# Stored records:
----------------------------------------

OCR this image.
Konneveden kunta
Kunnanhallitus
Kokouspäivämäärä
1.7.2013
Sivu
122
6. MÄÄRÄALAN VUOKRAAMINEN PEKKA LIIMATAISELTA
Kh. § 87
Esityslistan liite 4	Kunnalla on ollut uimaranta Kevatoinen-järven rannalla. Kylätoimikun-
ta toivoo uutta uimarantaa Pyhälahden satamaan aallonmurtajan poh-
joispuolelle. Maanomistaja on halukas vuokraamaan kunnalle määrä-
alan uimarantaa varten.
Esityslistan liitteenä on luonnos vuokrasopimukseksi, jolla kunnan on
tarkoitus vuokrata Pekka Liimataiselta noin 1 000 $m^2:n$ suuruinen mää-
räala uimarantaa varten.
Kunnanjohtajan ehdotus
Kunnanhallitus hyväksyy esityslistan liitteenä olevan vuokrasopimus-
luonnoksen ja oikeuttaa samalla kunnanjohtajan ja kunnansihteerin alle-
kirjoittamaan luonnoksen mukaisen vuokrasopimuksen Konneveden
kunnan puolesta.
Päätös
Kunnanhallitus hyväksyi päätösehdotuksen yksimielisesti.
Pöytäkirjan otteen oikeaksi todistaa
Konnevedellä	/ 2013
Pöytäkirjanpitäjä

----------------------------------------

# TASK REQUIREMENTS:
Print every entry exactly as written.

# COMPLETE OUTPUT:
OCR this image.
Konneveden kunta
Kunnanhallitus
Kokouspäivämäärä
1.7.2013
Sivu
122
6. MÄÄRÄALAN VUOKRAAMINEN PEKKA LIIMATAISELTA
Kh. § 87
Esityslistan liite 4	Kunnalla on ollut uimaranta Kevatoinen-järven rannalla. Kylätoimikun-
ta toivoo uutta uimarantaa Pyhälahden satamaan aallonmurtajan poh-
joispuolelle. Maanomistaja on halukas vuokraamaan kunnalle määrä-
alan uimarantaa varten.
Esityslistan liitteenä on luonnos vuokrasopimukseksi, jolla kunnan on
tarkoitus vuokrata Pekka Liimataiselta noin 1 000 $m^2:n$ suuruinen mää-
räala uimarantaa varten.
Kunnanjohtajan ehdotus
Kunnanhallitus hyväksyy esityslistan liitteenä olevan vuokrasopimus-
luonnoksen ja oikeuttaa samalla kunnanjohtajan ja kunnansihteerin alle-
kirjoittamaan luonnoksen mukaisen vuokrasopimuksen Konneveden
kunnan puolesta.
Päätös
Kunnanhallitus hyväksyi päätösehdotuksen yksimielisesti.
Pöytäkirjan otteen oikeaksi todistaa
Konnevedellä	/ 2013
Pöytäkirjanpitäjä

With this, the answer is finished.